* [RECORD SET]:
:::
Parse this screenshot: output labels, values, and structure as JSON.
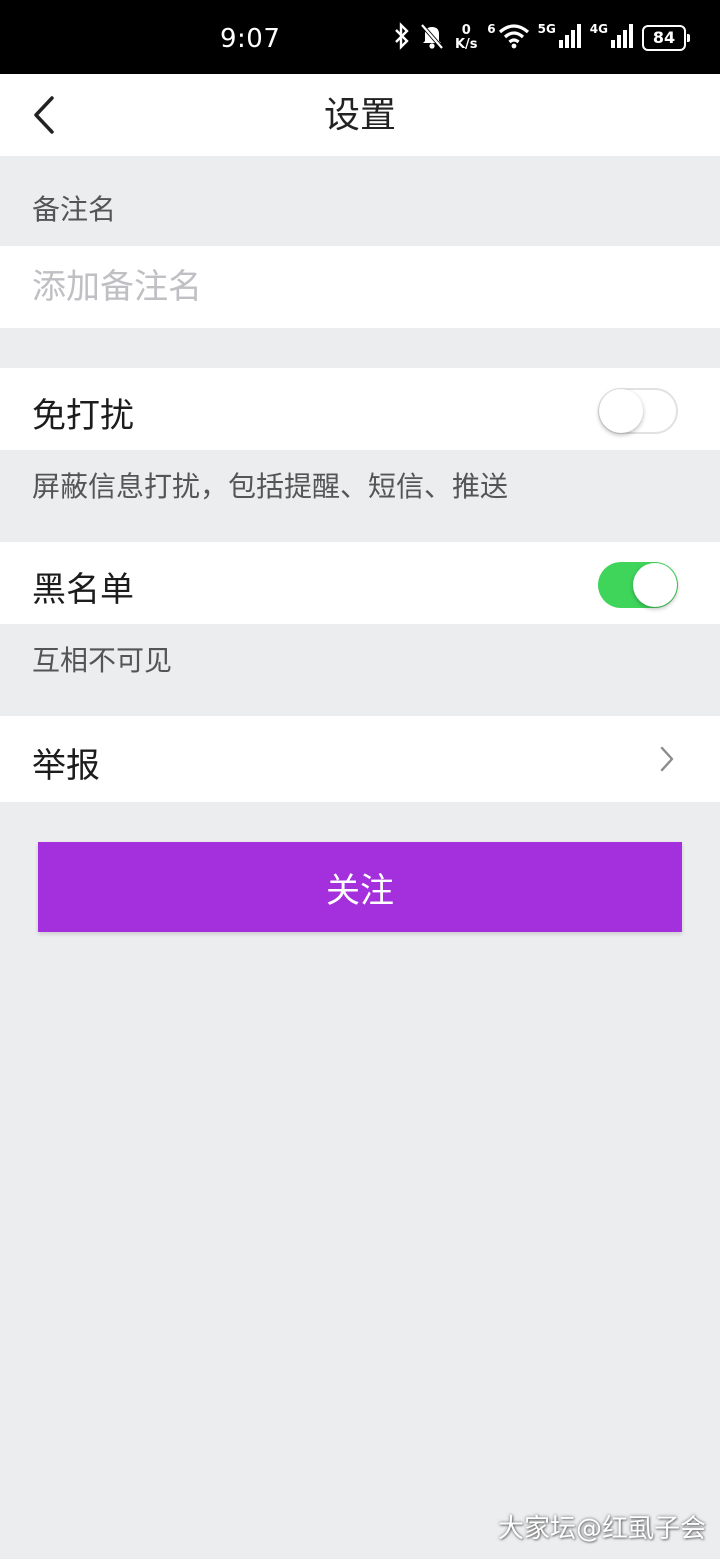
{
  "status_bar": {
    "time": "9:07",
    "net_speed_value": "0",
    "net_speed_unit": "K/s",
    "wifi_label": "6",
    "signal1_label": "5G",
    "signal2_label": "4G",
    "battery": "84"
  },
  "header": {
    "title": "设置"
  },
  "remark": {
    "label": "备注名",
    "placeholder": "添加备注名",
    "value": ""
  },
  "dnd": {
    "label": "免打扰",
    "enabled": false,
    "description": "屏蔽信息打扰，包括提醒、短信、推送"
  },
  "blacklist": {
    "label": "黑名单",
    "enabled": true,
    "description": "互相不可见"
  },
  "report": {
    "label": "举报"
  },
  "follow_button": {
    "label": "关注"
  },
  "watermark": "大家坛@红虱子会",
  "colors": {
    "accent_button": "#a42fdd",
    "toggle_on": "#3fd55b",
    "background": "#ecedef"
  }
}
:::
* [DIRECTIVE]: Restate the full listing verbatim and drop every picture.

* [RESPONSE TO THE TASK]:
Parse this screenshot: output labels, values, and structure as JSON.
{
  "status_bar": {
    "time": "9:07",
    "net_speed_value": "0",
    "net_speed_unit": "K/s",
    "wifi_label": "6",
    "signal1_label": "5G",
    "signal2_label": "4G",
    "battery": "84"
  },
  "header": {
    "title": "设置"
  },
  "remark": {
    "label": "备注名",
    "placeholder": "添加备注名",
    "value": ""
  },
  "dnd": {
    "label": "免打扰",
    "enabled": false,
    "description": "屏蔽信息打扰，包括提醒、短信、推送"
  },
  "blacklist": {
    "label": "黑名单",
    "enabled": true,
    "description": "互相不可见"
  },
  "report": {
    "label": "举报"
  },
  "follow_button": {
    "label": "关注"
  },
  "watermark": "大家坛@红虱子会",
  "colors": {
    "accent_button": "#a42fdd",
    "toggle_on": "#3fd55b",
    "background": "#ecedef"
  }
}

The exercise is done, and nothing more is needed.